Saved data entries
Start

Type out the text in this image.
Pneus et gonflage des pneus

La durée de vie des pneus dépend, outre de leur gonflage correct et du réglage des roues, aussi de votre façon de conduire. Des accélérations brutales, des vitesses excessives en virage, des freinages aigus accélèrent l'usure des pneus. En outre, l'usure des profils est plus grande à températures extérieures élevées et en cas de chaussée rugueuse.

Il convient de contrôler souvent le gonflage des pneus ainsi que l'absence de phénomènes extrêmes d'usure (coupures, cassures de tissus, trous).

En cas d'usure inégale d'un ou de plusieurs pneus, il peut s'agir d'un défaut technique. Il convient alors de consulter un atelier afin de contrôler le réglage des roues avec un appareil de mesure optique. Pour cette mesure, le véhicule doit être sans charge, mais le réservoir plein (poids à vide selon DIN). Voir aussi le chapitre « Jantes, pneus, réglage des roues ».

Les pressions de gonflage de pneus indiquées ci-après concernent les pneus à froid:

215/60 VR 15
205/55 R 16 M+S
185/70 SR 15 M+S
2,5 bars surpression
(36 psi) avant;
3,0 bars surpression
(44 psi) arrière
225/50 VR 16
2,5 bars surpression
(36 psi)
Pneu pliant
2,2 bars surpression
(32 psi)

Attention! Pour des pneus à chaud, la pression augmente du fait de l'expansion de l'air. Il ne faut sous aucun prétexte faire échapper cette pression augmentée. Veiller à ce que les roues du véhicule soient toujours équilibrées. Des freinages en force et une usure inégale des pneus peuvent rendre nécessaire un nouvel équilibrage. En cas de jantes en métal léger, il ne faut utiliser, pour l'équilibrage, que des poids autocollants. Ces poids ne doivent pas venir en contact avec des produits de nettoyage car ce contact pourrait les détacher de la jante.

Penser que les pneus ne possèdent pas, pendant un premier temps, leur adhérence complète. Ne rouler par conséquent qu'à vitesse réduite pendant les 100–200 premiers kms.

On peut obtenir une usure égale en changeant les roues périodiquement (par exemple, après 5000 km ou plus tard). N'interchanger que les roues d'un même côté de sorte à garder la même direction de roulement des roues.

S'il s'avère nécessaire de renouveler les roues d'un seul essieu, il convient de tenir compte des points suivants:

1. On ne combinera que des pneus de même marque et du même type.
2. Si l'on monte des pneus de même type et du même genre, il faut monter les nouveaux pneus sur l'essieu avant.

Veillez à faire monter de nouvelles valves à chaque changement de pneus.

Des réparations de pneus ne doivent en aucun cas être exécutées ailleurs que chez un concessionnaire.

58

End
Start

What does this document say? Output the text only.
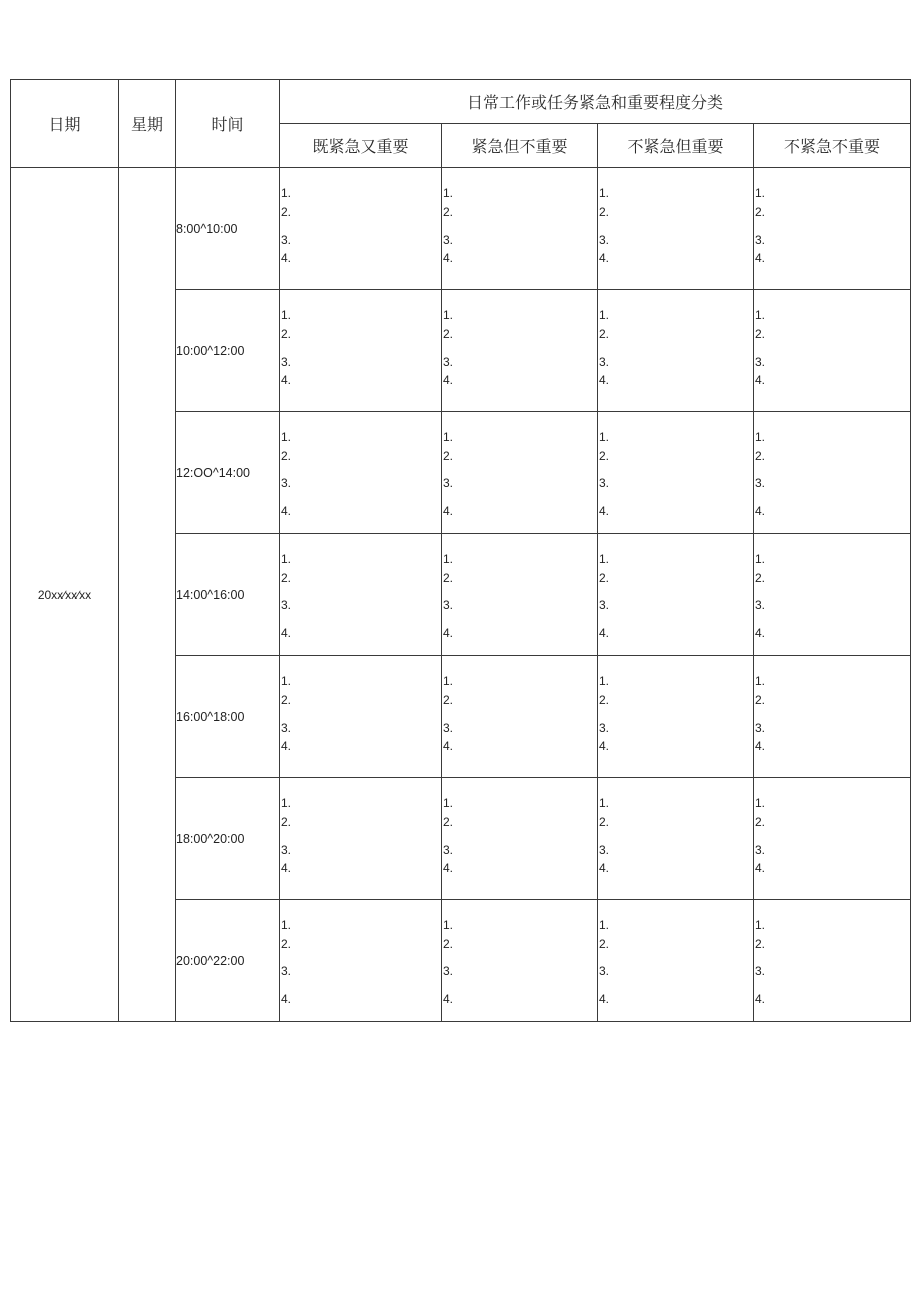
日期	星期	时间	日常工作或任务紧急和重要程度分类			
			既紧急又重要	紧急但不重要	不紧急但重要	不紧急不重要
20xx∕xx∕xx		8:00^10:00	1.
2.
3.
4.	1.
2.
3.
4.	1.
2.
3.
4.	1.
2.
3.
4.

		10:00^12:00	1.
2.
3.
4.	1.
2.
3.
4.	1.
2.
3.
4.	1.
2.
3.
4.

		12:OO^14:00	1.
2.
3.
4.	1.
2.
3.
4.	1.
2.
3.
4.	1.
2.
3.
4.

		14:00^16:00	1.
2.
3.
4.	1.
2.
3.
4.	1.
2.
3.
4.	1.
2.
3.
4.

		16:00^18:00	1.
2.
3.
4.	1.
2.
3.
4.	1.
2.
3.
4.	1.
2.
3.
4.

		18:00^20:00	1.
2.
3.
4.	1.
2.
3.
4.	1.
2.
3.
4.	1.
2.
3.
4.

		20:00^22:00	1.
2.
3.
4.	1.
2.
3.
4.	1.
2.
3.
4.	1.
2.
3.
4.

End

■ Exercise task ■
Reproduce each line from the records that contains the word "this".

■ Final result ■
Type out the text in this image.
What does this document say? Output the text only.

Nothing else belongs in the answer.